### Dataset excerpts
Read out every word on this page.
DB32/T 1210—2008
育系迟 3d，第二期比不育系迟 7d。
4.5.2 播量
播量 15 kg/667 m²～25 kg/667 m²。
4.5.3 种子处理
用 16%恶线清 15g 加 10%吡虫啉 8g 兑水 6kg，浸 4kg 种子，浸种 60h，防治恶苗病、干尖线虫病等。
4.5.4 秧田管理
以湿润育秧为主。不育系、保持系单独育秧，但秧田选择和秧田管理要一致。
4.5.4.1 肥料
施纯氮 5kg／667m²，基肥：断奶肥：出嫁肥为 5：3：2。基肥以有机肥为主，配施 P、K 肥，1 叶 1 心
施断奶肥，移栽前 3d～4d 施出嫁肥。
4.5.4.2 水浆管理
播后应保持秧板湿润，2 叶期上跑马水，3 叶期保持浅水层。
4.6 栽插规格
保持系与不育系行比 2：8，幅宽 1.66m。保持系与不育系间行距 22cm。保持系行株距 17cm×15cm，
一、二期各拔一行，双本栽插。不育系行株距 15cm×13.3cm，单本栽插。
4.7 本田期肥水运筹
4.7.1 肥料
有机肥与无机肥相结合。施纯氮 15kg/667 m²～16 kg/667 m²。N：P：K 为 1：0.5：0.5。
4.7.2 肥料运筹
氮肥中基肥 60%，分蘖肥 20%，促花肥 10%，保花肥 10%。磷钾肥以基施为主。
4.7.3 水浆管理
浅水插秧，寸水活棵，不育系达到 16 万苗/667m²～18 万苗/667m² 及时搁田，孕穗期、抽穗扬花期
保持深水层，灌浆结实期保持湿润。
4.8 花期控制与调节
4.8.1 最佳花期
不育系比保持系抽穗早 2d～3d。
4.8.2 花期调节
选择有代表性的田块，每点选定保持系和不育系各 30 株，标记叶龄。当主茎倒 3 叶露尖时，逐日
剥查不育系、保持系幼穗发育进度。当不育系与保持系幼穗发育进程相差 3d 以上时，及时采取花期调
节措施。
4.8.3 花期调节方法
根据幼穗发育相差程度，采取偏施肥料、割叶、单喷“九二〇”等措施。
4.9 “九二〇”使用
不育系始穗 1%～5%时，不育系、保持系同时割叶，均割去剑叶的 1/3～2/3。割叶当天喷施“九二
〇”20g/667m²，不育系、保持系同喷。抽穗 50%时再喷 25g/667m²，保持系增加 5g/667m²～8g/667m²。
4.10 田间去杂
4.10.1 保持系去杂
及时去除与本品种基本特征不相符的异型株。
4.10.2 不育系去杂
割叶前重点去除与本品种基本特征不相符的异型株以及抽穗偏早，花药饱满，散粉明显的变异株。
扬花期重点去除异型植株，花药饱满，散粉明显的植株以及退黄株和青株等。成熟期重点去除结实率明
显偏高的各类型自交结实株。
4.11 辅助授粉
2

### What you should do
Using the listing above, show each line holding the string "花药饱满".

### Problem solution
割叶前重点去除与本品种基本特征不相符的异型株以及抽穗偏早，花药饱满，散粉明显的变异株。
扬花期重点去除异型植株，花药饱满，散粉明显的植株以及退黄株和青株等。成熟期重点去除结实率明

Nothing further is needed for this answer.